- _Exercise requirements_:
Search the data for the word "物体由于" and copy every line that contains it.

- _Items from a dataset_:
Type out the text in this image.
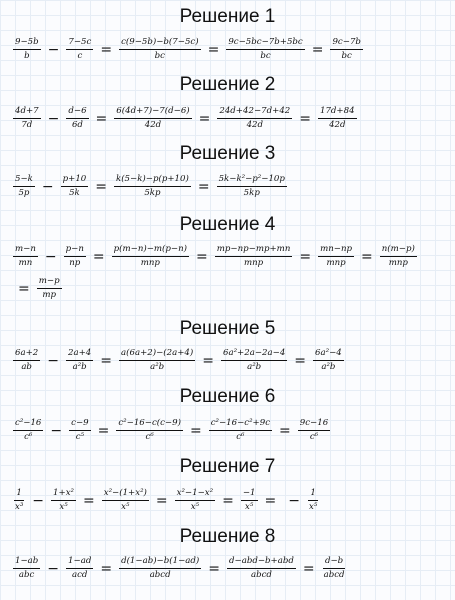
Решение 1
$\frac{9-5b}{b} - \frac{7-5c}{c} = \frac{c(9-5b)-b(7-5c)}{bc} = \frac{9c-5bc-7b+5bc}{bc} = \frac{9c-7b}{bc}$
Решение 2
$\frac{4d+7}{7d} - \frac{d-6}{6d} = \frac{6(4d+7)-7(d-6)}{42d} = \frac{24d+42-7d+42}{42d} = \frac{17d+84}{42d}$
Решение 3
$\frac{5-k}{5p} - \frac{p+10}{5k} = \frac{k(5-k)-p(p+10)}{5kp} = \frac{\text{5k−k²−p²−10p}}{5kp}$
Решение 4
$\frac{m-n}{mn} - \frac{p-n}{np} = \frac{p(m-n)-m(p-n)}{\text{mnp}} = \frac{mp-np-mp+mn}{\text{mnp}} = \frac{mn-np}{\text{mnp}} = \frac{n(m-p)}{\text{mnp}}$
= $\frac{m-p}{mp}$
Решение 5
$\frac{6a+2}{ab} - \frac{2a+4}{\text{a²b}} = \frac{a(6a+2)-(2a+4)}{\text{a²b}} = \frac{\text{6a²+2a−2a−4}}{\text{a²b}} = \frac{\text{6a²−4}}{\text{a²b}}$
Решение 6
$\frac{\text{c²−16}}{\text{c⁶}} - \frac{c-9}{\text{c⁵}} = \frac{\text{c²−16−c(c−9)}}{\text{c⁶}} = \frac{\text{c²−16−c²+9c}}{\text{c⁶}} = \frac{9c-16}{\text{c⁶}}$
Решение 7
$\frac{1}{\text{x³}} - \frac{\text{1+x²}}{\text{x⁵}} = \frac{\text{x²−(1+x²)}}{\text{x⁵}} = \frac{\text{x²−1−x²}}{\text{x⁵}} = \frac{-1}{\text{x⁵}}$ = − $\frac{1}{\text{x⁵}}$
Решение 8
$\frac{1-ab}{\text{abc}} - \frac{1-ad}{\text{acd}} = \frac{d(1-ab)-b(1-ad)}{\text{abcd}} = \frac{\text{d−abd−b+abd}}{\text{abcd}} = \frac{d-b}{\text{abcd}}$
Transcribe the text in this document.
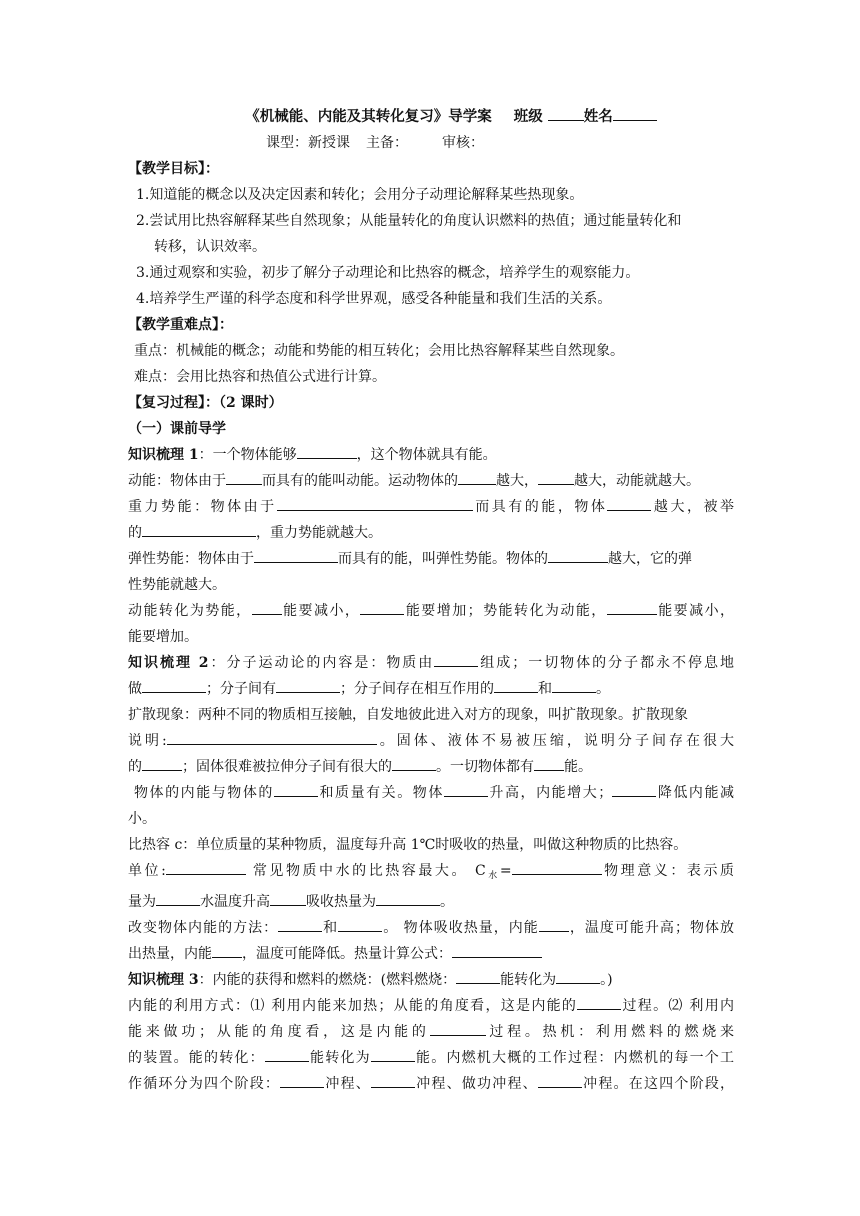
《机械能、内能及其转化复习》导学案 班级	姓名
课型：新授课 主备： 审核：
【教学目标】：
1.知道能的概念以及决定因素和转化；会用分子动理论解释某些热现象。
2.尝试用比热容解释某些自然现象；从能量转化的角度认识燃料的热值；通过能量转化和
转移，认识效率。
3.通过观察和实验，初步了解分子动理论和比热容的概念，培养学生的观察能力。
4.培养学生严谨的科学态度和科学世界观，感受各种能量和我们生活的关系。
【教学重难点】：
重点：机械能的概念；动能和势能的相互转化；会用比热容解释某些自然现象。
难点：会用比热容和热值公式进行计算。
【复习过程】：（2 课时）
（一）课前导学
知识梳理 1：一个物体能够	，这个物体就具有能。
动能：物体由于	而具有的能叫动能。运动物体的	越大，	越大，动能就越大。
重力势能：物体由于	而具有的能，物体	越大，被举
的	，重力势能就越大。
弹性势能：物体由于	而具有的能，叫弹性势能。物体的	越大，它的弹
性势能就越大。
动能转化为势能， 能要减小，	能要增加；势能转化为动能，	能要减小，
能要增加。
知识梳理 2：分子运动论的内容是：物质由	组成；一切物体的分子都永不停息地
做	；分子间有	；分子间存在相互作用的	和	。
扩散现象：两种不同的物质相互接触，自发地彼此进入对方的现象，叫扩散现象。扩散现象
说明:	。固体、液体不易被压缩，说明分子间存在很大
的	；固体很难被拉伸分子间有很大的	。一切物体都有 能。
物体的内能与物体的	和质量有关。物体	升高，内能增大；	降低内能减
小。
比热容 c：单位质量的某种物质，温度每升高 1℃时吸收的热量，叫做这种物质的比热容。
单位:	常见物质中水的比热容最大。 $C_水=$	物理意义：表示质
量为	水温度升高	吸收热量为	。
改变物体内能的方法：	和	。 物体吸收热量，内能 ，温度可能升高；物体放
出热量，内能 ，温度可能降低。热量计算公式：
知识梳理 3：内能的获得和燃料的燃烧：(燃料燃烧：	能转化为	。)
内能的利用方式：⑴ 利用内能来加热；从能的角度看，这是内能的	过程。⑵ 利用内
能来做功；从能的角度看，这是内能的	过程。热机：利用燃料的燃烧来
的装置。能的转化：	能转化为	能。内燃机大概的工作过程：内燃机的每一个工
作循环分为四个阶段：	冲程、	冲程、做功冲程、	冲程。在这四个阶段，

- _Expected answer_:
动能：物体由于	而具有的能叫动能。运动物体的	越大，	越大，动能就越大。
重力势能：物体由于	而具有的能，物体	越大，被举
弹性势能：物体由于	而具有的能，叫弹性势能。物体的	越大，它的弹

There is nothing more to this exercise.